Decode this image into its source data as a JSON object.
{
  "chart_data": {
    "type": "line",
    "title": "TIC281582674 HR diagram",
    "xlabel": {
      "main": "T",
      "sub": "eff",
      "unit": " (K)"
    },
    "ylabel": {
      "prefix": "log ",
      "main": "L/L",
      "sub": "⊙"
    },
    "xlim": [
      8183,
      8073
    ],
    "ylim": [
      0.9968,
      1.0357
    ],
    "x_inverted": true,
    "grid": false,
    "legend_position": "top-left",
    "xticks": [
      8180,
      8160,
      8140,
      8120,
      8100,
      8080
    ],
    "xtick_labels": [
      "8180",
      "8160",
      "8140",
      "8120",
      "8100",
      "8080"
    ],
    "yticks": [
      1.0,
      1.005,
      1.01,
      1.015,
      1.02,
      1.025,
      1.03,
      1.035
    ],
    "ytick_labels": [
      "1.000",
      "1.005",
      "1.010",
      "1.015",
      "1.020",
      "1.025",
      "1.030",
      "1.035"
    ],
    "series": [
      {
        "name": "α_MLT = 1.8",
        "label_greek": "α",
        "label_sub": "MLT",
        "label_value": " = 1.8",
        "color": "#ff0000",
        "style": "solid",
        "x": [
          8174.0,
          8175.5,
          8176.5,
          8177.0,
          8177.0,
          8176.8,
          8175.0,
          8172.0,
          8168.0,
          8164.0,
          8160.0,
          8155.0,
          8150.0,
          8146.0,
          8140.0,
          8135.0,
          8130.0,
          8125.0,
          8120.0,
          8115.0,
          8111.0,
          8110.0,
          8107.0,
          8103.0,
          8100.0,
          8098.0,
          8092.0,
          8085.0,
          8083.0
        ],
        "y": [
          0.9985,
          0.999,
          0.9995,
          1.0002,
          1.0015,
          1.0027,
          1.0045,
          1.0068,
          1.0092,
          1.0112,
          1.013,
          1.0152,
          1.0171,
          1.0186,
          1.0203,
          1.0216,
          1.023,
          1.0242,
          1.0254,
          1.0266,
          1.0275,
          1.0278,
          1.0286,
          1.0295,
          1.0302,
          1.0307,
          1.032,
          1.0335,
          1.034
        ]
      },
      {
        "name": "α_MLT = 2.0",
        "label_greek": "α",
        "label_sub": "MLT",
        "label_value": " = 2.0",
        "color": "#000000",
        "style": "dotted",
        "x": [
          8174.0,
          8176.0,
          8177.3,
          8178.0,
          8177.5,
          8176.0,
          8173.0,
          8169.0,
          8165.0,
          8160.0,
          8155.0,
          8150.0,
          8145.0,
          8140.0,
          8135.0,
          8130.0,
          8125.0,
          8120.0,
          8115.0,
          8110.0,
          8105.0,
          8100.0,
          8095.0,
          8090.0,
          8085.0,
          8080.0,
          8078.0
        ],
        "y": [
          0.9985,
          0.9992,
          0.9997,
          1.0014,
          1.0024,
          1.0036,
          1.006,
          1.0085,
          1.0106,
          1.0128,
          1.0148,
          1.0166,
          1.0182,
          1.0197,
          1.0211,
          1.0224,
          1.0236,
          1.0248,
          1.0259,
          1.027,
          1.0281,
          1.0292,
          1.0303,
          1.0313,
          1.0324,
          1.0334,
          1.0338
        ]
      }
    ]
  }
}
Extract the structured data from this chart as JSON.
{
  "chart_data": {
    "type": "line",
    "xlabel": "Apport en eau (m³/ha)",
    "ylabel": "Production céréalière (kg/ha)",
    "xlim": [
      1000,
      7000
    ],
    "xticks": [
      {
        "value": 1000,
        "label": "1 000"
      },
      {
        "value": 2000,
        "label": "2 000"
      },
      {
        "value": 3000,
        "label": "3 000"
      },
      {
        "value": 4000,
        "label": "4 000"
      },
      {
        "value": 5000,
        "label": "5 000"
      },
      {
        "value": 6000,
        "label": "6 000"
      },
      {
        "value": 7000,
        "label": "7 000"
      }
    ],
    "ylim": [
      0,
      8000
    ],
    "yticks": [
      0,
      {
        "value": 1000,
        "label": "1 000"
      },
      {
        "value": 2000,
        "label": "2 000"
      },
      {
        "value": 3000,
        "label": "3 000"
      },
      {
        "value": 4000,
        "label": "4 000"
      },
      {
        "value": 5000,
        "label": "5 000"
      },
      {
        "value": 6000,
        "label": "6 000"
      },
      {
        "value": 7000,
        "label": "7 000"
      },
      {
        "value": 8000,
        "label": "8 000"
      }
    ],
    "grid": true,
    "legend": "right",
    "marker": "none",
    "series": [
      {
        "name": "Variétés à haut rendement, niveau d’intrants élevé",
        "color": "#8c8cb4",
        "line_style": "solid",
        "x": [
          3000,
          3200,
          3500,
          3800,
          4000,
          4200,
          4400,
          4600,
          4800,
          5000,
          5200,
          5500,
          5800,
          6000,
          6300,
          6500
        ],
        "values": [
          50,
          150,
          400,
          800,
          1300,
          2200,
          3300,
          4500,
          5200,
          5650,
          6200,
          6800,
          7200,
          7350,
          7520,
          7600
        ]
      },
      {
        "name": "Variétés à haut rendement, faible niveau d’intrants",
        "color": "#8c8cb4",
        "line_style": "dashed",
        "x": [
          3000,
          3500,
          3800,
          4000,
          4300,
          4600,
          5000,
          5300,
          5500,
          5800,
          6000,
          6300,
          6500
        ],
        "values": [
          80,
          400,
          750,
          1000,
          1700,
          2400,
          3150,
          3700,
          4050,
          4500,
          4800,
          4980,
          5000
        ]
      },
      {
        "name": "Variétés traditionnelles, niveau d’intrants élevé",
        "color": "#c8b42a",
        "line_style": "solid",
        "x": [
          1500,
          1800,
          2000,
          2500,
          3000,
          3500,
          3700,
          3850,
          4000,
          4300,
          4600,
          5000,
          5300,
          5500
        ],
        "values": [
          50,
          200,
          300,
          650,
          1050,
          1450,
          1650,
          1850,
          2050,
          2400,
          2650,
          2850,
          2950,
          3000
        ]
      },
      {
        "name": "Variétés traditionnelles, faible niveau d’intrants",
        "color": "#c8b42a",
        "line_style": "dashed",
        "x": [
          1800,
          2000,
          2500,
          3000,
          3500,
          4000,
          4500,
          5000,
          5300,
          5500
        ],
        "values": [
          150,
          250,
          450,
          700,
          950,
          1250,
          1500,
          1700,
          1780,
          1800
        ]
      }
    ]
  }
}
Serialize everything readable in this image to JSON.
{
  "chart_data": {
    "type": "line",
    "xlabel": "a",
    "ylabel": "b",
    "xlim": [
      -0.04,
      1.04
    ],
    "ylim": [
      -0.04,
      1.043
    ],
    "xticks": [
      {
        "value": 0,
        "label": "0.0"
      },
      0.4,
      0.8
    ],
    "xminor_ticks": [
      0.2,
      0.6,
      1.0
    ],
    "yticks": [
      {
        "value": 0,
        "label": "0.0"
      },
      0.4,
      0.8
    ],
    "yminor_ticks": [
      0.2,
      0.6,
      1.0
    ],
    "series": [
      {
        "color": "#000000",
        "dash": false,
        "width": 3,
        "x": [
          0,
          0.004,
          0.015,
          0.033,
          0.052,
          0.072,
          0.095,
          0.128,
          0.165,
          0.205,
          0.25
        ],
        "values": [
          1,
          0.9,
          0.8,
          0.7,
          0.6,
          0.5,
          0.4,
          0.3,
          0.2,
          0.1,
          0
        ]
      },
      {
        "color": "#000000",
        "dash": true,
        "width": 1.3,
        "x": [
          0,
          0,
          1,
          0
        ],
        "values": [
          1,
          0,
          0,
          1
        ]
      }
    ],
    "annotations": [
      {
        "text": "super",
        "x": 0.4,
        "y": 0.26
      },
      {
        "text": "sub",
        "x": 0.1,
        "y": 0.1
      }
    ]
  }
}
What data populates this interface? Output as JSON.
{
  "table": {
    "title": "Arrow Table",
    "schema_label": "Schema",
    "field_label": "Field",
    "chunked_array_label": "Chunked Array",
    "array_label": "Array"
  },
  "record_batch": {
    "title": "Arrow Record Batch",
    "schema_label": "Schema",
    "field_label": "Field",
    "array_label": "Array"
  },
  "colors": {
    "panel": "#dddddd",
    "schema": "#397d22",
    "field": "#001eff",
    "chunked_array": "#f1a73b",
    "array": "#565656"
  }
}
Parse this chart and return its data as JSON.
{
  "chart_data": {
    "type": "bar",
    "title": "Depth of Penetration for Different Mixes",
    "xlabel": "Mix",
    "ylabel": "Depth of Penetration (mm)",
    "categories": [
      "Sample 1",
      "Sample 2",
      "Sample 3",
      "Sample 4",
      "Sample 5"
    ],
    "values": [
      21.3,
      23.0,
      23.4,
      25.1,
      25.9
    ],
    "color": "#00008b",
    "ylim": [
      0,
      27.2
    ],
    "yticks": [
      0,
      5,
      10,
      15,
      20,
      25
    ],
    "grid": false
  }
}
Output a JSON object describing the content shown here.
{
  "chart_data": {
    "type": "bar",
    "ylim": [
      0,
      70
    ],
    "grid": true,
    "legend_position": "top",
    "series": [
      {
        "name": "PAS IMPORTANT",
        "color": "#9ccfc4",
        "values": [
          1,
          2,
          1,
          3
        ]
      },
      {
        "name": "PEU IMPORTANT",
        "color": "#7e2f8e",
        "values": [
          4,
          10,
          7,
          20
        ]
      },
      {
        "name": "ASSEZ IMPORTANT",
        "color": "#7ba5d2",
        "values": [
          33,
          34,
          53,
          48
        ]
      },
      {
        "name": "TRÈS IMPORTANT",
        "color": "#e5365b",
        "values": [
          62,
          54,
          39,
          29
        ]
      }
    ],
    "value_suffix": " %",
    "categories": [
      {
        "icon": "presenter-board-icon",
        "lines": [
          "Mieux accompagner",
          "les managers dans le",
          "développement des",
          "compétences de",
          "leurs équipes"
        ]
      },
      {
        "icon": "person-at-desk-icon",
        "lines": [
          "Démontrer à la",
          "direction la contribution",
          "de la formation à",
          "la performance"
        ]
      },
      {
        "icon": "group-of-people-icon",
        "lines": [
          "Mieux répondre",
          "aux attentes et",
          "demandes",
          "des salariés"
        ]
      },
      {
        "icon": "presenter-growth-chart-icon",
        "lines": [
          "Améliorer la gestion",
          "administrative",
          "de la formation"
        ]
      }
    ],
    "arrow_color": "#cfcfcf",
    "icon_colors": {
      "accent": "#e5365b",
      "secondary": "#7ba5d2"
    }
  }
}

== To be done ==
Filter the listing above by the word "Depth"; copy each line that passes.

== Answer to the problem ==
    "title": "Depth of Penetration for Different Mixes",
    "ylabel": "Depth of Penetration (mm)",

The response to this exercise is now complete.